▶ **Written problem**: The listing beneath should be written out in full, exactly as shown.

▶ **Data for this task**:

■ ■ ■

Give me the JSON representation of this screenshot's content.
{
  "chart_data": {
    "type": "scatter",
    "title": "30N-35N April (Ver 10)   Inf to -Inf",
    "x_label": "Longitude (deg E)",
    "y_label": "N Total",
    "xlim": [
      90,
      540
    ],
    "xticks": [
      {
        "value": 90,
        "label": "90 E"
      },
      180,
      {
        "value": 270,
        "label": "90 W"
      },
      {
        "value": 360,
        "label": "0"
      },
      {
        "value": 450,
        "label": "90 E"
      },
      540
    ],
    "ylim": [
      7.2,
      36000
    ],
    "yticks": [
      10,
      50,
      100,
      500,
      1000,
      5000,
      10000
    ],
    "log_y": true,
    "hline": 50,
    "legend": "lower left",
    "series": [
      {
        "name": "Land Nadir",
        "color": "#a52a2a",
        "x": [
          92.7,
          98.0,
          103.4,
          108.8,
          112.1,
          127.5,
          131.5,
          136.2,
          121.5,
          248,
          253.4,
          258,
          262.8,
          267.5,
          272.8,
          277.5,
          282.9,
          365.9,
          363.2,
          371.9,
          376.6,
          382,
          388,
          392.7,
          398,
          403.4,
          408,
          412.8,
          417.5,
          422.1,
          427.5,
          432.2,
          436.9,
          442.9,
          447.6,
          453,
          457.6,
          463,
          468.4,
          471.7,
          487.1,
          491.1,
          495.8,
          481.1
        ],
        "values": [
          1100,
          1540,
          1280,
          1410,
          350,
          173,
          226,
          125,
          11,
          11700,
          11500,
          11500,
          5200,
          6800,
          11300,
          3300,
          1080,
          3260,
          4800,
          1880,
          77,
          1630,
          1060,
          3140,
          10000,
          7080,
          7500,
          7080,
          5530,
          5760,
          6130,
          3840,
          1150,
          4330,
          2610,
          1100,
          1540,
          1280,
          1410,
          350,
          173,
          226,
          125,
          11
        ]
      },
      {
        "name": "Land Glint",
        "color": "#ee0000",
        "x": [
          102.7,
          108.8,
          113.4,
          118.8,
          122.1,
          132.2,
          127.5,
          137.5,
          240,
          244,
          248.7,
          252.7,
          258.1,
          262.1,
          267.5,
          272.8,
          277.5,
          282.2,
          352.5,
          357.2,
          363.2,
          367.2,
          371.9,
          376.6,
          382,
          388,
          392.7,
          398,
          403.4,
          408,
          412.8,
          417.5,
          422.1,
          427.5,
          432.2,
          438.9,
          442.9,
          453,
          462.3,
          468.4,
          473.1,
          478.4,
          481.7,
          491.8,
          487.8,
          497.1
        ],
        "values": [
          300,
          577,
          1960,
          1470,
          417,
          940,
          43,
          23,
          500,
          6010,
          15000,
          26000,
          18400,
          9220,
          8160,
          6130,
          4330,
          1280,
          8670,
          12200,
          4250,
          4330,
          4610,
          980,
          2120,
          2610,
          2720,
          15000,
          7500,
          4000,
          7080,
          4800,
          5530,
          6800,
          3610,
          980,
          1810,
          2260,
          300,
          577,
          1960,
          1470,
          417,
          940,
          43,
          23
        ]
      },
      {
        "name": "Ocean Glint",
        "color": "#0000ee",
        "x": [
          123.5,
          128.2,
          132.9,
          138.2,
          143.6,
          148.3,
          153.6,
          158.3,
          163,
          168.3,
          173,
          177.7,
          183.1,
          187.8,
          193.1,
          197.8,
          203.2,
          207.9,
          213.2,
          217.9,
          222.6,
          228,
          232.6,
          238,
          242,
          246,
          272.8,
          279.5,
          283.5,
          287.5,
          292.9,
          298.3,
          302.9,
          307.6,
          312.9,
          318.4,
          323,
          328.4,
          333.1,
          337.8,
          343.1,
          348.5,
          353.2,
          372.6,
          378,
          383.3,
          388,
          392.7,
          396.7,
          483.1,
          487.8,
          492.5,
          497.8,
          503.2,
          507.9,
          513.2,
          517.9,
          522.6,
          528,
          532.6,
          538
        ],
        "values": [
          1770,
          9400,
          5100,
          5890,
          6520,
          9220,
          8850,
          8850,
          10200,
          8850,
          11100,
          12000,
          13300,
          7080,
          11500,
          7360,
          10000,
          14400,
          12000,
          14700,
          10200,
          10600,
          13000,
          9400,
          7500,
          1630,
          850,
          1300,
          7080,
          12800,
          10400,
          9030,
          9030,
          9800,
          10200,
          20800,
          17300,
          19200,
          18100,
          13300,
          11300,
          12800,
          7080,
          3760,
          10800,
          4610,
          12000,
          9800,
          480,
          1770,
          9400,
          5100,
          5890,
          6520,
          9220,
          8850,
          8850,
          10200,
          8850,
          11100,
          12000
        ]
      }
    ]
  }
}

■ ■ ■

▶ **Solution to the problem**:
Give me the JSON representation of this screenshot's content.
{
  "chart_data": {
    "type": "scatter",
    "title": "30N-35N April (Ver 10)   Inf to -Inf",
    "x_label": "Longitude (deg E)",
    "y_label": "N Total",
    "xlim": [
      90,
      540
    ],
    "xticks": [
      {
        "value": 90,
        "label": "90 E"
      },
      180,
      {
        "value": 270,
        "label": "90 W"
      },
      {
        "value": 360,
        "label": "0"
      },
      {
        "value": 450,
        "label": "90 E"
      },
      540
    ],
    "ylim": [
      7.2,
      36000
    ],
    "yticks": [
      10,
      50,
      100,
      500,
      1000,
      5000,
      10000
    ],
    "log_y": true,
    "hline": 50,
    "legend": "lower left",
    "series": [
      {
        "name": "Land Nadir",
        "color": "#a52a2a",
        "x": [
          92.7,
          98.0,
          103.4,
          108.8,
          112.1,
          127.5,
          131.5,
          136.2,
          121.5,
          248,
          253.4,
          258,
          262.8,
          267.5,
          272.8,
          277.5,
          282.9,
          365.9,
          363.2,
          371.9,
          376.6,
          382,
          388,
          392.7,
          398,
          403.4,
          408,
          412.8,
          417.5,
          422.1,
          427.5,
          432.2,
          436.9,
          442.9,
          447.6,
          453,
          457.6,
          463,
          468.4,
          471.7,
          487.1,
          491.1,
          495.8,
          481.1
        ],
        "values": [
          1100,
          1540,
          1280,
          1410,
          350,
          173,
          226,
          125,
          11,
          11700,
          11500,
          11500,
          5200,
          6800,
          11300,
          3300,
          1080,
          3260,
          4800,
          1880,
          77,
          1630,
          1060,
          3140,
          10000,
          7080,
          7500,
          7080,
          5530,
          5760,
          6130,
          3840,
          1150,
          4330,
          2610,
          1100,
          1540,
          1280,
          1410,
          350,
          173,
          226,
          125,
          11
        ]
      },
      {
        "name": "Land Glint",
        "color": "#ee0000",
        "x": [
          102.7,
          108.8,
          113.4,
          118.8,
          122.1,
          132.2,
          127.5,
          137.5,
          240,
          244,
          248.7,
          252.7,
          258.1,
          262.1,
          267.5,
          272.8,
          277.5,
          282.2,
          352.5,
          357.2,
          363.2,
          367.2,
          371.9,
          376.6,
          382,
          388,
          392.7,
          398,
          403.4,
          408,
          412.8,
          417.5,
          422.1,
          427.5,
          432.2,
          438.9,
          442.9,
          453,
          462.3,
          468.4,
          473.1,
          478.4,
          481.7,
          491.8,
          487.8,
          497.1
        ],
        "values": [
          300,
          577,
          1960,
          1470,
          417,
          940,
          43,
          23,
          500,
          6010,
          15000,
          26000,
          18400,
          9220,
          8160,
          6130,
          4330,
          1280,
          8670,
          12200,
          4250,
          4330,
          4610,
          980,
          2120,
          2610,
          2720,
          15000,
          7500,
          4000,
          7080,
          4800,
          5530,
          6800,
          3610,
          980,
          1810,
          2260,
          300,
          577,
          1960,
          1470,
          417,
          940,
          43,
          23
        ]
      },
      {
        "name": "Ocean Glint",
        "color": "#0000ee",
        "x": [
          123.5,
          128.2,
          132.9,
          138.2,
          143.6,
          148.3,
          153.6,
          158.3,
          163,
          168.3,
          173,
          177.7,
          183.1,
          187.8,
          193.1,
          197.8,
          203.2,
          207.9,
          213.2,
          217.9,
          222.6,
          228,
          232.6,
          238,
          242,
          246,
          272.8,
          279.5,
          283.5,
          287.5,
          292.9,
          298.3,
          302.9,
          307.6,
          312.9,
          318.4,
          323,
          328.4,
          333.1,
          337.8,
          343.1,
          348.5,
          353.2,
          372.6,
          378,
          383.3,
          388,
          392.7,
          396.7,
          483.1,
          487.8,
          492.5,
          497.8,
          503.2,
          507.9,
          513.2,
          517.9,
          522.6,
          528,
          532.6,
          538
        ],
        "values": [
          1770,
          9400,
          5100,
          5890,
          6520,
          9220,
          8850,
          8850,
          10200,
          8850,
          11100,
          12000,
          13300,
          7080,
          11500,
          7360,
          10000,
          14400,
          12000,
          14700,
          10200,
          10600,
          13000,
          9400,
          7500,
          1630,
          850,
          1300,
          7080,
          12800,
          10400,
          9030,
          9030,
          9800,
          10200,
          20800,
          17300,
          19200,
          18100,
          13300,
          11300,
          12800,
          7080,
          3760,
          10800,
          4610,
          12000,
          9800,
          480,
          1770,
          9400,
          5100,
          5890,
          6520,
          9220,
          8850,
          8850,
          10200,
          8850,
          11100,
          12000
        ]
      }
    ]
  }
}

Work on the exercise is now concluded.